* What you need to do:
Extract each line holding the word "Clerkenwell" from the entries.

* Records shown:
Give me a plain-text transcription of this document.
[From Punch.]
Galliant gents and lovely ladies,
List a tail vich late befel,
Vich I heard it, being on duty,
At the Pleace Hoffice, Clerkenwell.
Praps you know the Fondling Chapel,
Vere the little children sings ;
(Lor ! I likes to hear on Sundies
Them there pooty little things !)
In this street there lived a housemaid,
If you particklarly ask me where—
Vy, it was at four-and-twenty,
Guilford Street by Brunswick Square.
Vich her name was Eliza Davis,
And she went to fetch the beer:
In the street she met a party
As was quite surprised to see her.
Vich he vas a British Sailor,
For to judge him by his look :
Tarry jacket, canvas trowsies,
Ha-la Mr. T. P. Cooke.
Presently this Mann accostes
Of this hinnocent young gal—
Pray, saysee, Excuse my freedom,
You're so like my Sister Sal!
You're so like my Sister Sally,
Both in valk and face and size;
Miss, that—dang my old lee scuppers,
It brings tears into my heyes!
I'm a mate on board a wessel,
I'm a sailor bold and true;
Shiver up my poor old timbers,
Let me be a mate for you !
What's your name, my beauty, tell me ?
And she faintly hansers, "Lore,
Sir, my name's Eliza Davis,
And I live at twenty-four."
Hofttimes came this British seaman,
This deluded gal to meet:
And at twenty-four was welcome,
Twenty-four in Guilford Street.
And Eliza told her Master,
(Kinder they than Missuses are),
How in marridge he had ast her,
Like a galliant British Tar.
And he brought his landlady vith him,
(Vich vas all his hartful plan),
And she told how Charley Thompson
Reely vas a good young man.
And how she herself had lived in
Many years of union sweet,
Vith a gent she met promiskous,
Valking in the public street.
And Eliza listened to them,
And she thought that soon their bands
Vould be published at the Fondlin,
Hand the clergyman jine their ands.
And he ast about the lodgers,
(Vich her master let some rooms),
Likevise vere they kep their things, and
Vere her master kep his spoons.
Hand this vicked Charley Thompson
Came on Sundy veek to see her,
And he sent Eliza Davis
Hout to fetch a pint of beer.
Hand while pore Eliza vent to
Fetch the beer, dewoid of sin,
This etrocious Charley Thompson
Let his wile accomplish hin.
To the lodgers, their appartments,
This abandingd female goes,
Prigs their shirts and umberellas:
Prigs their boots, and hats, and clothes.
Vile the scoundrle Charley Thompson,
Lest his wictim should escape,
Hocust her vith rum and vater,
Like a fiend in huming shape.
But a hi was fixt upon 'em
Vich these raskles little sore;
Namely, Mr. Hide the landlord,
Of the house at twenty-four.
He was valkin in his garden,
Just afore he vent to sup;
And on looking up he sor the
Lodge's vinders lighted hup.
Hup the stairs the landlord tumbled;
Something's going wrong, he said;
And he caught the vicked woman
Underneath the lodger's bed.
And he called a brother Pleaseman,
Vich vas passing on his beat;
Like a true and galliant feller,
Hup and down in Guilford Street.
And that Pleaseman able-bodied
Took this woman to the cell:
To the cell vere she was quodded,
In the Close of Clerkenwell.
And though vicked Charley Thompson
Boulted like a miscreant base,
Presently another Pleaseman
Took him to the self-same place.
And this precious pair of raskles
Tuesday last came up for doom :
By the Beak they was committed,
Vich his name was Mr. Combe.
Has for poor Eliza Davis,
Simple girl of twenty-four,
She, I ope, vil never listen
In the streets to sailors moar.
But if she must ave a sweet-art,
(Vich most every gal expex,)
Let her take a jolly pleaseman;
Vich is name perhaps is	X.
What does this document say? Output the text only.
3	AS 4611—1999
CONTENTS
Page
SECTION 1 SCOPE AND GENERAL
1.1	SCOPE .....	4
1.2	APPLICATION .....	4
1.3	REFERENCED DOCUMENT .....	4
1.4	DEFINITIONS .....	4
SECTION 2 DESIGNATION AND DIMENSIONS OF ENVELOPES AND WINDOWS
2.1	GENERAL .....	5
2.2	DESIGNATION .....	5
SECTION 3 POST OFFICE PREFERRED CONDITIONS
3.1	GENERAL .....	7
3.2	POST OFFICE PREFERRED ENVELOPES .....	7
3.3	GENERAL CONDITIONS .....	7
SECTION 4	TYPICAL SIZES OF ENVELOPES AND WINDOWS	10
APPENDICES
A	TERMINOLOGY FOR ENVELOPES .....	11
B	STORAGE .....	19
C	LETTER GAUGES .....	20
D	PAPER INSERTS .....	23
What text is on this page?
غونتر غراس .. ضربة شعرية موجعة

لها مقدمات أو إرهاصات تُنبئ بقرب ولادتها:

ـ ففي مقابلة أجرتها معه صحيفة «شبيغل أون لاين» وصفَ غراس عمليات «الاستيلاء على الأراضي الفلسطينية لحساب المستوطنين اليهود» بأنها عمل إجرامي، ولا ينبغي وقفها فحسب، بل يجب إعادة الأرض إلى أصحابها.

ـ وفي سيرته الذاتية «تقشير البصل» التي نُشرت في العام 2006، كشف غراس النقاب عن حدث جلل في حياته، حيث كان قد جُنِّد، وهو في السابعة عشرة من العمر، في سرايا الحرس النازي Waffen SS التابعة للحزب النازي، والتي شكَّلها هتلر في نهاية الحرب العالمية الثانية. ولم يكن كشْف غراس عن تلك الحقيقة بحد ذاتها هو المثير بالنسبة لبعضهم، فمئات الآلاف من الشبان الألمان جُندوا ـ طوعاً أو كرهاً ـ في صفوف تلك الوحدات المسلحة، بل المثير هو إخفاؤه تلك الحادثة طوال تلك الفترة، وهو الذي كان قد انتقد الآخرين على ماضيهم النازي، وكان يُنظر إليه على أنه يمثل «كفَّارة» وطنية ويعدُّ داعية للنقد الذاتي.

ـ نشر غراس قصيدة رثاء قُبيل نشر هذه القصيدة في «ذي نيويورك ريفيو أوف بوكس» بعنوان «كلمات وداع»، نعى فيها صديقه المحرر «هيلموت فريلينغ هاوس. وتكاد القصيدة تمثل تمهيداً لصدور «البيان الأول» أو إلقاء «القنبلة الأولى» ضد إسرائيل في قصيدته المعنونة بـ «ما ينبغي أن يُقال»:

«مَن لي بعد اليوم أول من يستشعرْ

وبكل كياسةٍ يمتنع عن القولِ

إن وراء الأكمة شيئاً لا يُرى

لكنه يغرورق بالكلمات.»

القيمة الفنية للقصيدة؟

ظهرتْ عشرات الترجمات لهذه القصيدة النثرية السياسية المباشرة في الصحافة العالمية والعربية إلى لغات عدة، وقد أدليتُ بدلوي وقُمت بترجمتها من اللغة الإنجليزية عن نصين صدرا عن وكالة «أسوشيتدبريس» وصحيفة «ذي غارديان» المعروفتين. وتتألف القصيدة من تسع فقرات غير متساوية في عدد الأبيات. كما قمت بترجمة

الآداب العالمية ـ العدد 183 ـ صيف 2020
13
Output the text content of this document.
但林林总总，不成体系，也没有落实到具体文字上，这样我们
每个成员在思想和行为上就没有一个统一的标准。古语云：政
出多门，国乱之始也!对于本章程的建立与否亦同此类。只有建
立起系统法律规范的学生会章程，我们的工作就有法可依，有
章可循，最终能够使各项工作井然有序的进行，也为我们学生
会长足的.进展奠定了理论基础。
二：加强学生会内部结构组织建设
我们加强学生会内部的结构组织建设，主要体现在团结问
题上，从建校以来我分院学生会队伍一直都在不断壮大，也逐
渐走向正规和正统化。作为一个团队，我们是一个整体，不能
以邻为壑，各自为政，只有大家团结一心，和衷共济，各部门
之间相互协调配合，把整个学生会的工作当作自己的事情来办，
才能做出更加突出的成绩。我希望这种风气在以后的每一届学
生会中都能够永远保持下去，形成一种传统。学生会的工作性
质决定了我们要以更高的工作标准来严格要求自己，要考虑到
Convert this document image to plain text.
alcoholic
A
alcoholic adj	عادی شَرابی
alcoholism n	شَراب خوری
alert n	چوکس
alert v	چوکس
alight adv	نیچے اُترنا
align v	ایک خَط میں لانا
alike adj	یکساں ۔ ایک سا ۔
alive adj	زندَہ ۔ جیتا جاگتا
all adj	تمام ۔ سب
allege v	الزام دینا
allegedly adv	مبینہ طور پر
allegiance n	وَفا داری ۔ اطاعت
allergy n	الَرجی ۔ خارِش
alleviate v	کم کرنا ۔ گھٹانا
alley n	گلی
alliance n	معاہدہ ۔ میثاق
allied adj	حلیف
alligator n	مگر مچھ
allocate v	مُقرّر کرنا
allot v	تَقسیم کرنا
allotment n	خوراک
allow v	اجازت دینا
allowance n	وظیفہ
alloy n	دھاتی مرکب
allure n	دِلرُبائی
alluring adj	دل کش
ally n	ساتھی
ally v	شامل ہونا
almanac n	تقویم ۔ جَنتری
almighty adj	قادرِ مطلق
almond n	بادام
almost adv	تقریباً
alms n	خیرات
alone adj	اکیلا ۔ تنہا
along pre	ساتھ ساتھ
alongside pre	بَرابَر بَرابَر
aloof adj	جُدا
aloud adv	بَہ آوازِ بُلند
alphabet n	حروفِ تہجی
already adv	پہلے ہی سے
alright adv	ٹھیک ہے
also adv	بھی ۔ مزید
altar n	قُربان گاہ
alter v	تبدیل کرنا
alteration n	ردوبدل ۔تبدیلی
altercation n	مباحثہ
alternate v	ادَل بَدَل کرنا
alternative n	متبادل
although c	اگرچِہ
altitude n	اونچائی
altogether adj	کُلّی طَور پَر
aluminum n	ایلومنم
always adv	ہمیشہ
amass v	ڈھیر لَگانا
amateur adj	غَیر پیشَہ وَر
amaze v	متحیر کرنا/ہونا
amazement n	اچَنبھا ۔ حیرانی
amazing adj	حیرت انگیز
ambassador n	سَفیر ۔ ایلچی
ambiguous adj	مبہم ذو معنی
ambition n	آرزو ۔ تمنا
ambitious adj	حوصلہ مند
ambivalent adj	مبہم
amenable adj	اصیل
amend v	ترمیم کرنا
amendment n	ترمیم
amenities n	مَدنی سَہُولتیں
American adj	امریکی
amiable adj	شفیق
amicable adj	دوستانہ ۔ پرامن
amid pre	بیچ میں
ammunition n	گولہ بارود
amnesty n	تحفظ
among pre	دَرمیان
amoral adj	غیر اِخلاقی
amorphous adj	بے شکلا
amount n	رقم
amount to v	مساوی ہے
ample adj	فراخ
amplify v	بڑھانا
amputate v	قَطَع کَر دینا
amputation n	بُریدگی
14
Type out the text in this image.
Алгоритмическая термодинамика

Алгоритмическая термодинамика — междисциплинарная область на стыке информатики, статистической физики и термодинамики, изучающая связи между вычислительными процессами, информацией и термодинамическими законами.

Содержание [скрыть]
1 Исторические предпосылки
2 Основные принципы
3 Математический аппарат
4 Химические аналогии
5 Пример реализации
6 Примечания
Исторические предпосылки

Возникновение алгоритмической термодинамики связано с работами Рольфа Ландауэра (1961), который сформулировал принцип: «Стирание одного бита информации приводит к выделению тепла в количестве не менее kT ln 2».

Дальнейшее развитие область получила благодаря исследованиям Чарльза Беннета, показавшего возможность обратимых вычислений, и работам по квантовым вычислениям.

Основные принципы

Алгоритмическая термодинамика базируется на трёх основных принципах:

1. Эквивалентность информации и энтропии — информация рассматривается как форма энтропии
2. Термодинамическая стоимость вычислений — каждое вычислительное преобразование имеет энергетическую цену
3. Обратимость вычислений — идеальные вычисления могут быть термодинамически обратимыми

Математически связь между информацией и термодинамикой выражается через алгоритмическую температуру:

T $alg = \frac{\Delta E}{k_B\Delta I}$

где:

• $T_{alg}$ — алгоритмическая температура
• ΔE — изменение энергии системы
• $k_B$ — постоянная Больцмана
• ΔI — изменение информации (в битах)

* Worked answer:
At the Pleace Hoffice, Clerkenwell.
In the Close of Clerkenwell.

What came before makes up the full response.